## PROBLEM TO WORK ON
Every line of the material is to be repeated exactly as it stands.

## DATASET ENTRIES
★ ★ ★ ★ ★
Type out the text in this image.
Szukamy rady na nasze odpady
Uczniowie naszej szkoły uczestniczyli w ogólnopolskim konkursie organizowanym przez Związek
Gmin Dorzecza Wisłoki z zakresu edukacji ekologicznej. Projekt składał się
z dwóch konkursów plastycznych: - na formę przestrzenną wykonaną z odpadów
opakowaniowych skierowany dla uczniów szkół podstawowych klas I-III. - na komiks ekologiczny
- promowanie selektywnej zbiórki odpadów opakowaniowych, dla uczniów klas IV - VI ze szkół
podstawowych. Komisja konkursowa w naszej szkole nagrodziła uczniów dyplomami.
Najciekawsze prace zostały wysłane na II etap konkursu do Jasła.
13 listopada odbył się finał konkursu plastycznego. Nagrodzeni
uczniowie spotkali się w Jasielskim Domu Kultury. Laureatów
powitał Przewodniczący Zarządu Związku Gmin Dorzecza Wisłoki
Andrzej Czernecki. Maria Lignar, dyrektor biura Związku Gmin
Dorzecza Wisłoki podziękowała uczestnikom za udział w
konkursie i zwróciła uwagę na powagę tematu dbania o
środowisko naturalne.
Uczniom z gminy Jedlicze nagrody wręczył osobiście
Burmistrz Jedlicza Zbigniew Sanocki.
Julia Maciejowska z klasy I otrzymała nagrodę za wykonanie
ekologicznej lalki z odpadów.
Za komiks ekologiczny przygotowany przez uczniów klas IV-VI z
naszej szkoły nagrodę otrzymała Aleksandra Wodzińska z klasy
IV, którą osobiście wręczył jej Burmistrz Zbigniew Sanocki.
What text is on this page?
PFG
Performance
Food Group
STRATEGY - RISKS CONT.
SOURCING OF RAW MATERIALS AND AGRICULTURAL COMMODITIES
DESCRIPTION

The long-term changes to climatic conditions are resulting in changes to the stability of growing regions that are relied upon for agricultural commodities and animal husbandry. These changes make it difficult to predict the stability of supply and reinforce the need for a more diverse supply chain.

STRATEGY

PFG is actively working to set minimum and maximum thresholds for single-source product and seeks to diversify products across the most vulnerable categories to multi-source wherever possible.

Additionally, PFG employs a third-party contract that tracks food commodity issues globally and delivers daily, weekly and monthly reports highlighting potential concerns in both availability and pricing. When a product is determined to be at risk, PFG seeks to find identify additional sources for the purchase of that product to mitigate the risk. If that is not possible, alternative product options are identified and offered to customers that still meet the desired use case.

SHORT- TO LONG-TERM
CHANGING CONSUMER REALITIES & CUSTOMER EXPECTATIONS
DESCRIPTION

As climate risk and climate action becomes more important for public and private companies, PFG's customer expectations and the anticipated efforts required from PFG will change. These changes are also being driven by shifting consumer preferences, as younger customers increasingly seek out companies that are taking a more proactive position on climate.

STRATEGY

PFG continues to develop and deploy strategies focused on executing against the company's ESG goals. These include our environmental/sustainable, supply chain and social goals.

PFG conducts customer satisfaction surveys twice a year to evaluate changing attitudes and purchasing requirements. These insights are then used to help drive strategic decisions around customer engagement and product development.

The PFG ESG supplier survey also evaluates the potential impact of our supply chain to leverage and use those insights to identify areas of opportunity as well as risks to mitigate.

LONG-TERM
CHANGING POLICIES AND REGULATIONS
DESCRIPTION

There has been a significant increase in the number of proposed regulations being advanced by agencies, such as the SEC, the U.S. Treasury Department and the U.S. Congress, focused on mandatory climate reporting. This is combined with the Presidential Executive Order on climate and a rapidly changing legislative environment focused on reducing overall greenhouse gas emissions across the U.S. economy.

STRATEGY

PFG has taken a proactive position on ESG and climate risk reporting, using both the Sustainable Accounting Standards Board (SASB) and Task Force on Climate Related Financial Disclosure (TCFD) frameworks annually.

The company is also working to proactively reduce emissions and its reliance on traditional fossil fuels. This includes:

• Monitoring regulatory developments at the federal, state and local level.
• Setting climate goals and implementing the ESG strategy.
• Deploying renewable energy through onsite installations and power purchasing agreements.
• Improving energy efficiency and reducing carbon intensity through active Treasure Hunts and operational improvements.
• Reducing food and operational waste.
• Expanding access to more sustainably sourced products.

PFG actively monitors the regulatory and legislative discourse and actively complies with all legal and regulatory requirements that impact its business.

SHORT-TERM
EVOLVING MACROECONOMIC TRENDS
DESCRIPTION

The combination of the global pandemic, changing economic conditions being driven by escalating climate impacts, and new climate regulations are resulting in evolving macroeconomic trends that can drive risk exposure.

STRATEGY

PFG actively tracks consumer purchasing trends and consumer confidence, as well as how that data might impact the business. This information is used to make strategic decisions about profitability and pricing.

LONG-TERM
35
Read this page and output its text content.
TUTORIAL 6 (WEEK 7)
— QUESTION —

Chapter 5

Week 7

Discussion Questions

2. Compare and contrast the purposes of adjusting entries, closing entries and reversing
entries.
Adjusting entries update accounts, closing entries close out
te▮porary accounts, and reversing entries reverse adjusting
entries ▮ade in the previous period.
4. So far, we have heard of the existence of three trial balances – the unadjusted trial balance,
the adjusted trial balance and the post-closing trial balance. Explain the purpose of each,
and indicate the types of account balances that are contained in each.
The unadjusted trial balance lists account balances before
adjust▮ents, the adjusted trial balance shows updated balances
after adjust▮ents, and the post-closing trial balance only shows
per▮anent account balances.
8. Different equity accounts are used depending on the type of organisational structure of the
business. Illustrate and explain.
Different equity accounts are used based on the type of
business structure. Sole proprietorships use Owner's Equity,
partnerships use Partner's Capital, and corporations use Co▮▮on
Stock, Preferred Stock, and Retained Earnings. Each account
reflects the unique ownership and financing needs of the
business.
★ ★ ★ ★ ★
## REPLY TO THE EXERCISE
Type out the text in this image.
Szukamy rady na nasze odpady
Uczniowie naszej szkoły uczestniczyli w ogólnopolskim konkursie organizowanym przez Związek
Gmin Dorzecza Wisłoki z zakresu edukacji ekologicznej. Projekt składał się
z dwóch konkursów plastycznych: - na formę przestrzenną wykonaną z odpadów
opakowaniowych skierowany dla uczniów szkół podstawowych klas I-III. - na komiks ekologiczny
- promowanie selektywnej zbiórki odpadów opakowaniowych, dla uczniów klas IV - VI ze szkół
podstawowych. Komisja konkursowa w naszej szkole nagrodziła uczniów dyplomami.
Najciekawsze prace zostały wysłane na II etap konkursu do Jasła.
13 listopada odbył się finał konkursu plastycznego. Nagrodzeni
uczniowie spotkali się w Jasielskim Domu Kultury. Laureatów
powitał Przewodniczący Zarządu Związku Gmin Dorzecza Wisłoki
Andrzej Czernecki. Maria Lignar, dyrektor biura Związku Gmin
Dorzecza Wisłoki podziękowała uczestnikom za udział w
konkursie i zwróciła uwagę na powagę tematu dbania o
środowisko naturalne.
Uczniom z gminy Jedlicze nagrody wręczył osobiście
Burmistrz Jedlicza Zbigniew Sanocki.
Julia Maciejowska z klasy I otrzymała nagrodę za wykonanie
ekologicznej lalki z odpadów.
Za komiks ekologiczny przygotowany przez uczniów klas IV-VI z
naszej szkoły nagrodę otrzymała Aleksandra Wodzińska z klasy
IV, którą osobiście wręczył jej Burmistrz Zbigniew Sanocki.
What text is on this page?
PFG
Performance
Food Group
STRATEGY - RISKS CONT.
SOURCING OF RAW MATERIALS AND AGRICULTURAL COMMODITIES
DESCRIPTION

The long-term changes to climatic conditions are resulting in changes to the stability of growing regions that are relied upon for agricultural commodities and animal husbandry. These changes make it difficult to predict the stability of supply and reinforce the need for a more diverse supply chain.

STRATEGY

PFG is actively working to set minimum and maximum thresholds for single-source product and seeks to diversify products across the most vulnerable categories to multi-source wherever possible.

Additionally, PFG employs a third-party contract that tracks food commodity issues globally and delivers daily, weekly and monthly reports highlighting potential concerns in both availability and pricing. When a product is determined to be at risk, PFG seeks to find identify additional sources for the purchase of that product to mitigate the risk. If that is not possible, alternative product options are identified and offered to customers that still meet the desired use case.

SHORT- TO LONG-TERM
CHANGING CONSUMER REALITIES & CUSTOMER EXPECTATIONS
DESCRIPTION

As climate risk and climate action becomes more important for public and private companies, PFG's customer expectations and the anticipated efforts required from PFG will change. These changes are also being driven by shifting consumer preferences, as younger customers increasingly seek out companies that are taking a more proactive position on climate.

STRATEGY

PFG continues to develop and deploy strategies focused on executing against the company's ESG goals. These include our environmental/sustainable, supply chain and social goals.

PFG conducts customer satisfaction surveys twice a year to evaluate changing attitudes and purchasing requirements. These insights are then used to help drive strategic decisions around customer engagement and product development.

The PFG ESG supplier survey also evaluates the potential impact of our supply chain to leverage and use those insights to identify areas of opportunity as well as risks to mitigate.

LONG-TERM
CHANGING POLICIES AND REGULATIONS
DESCRIPTION

There has been a significant increase in the number of proposed regulations being advanced by agencies, such as the SEC, the U.S. Treasury Department and the U.S. Congress, focused on mandatory climate reporting. This is combined with the Presidential Executive Order on climate and a rapidly changing legislative environment focused on reducing overall greenhouse gas emissions across the U.S. economy.

STRATEGY

PFG has taken a proactive position on ESG and climate risk reporting, using both the Sustainable Accounting Standards Board (SASB) and Task Force on Climate Related Financial Disclosure (TCFD) frameworks annually.

The company is also working to proactively reduce emissions and its reliance on traditional fossil fuels. This includes:

• Monitoring regulatory developments at the federal, state and local level.
• Setting climate goals and implementing the ESG strategy.
• Deploying renewable energy through onsite installations and power purchasing agreements.
• Improving energy efficiency and reducing carbon intensity through active Treasure Hunts and operational improvements.
• Reducing food and operational waste.
• Expanding access to more sustainably sourced products.

PFG actively monitors the regulatory and legislative discourse and actively complies with all legal and regulatory requirements that impact its business.

SHORT-TERM
EVOLVING MACROECONOMIC TRENDS
DESCRIPTION

The combination of the global pandemic, changing economic conditions being driven by escalating climate impacts, and new climate regulations are resulting in evolving macroeconomic trends that can drive risk exposure.

STRATEGY

PFG actively tracks consumer purchasing trends and consumer confidence, as well as how that data might impact the business. This information is used to make strategic decisions about profitability and pricing.

LONG-TERM
35
Read this page and output its text content.
TUTORIAL 6 (WEEK 7)
— QUESTION —

Chapter 5

Week 7

Discussion Questions

2. Compare and contrast the purposes of adjusting entries, closing entries and reversing
entries.
Adjusting entries update accounts, closing entries close out
te▮porary accounts, and reversing entries reverse adjusting
entries ▮ade in the previous period.
4. So far, we have heard of the existence of three trial balances – the unadjusted trial balance,
the adjusted trial balance and the post-closing trial balance. Explain the purpose of each,
and indicate the types of account balances that are contained in each.
The unadjusted trial balance lists account balances before
adjust▮ents, the adjusted trial balance shows updated balances
after adjust▮ents, and the post-closing trial balance only shows
per▮anent account balances.
8. Different equity accounts are used depending on the type of organisational structure of the
business. Illustrate and explain.
Different equity accounts are used based on the type of
business structure. Sole proprietorships use Owner's Equity,
partnerships use Partner's Capital, and corporations use Co▮▮on
Stock, Preferred Stock, and Retained Earnings. Each account
reflects the unique ownership and financing needs of the
business.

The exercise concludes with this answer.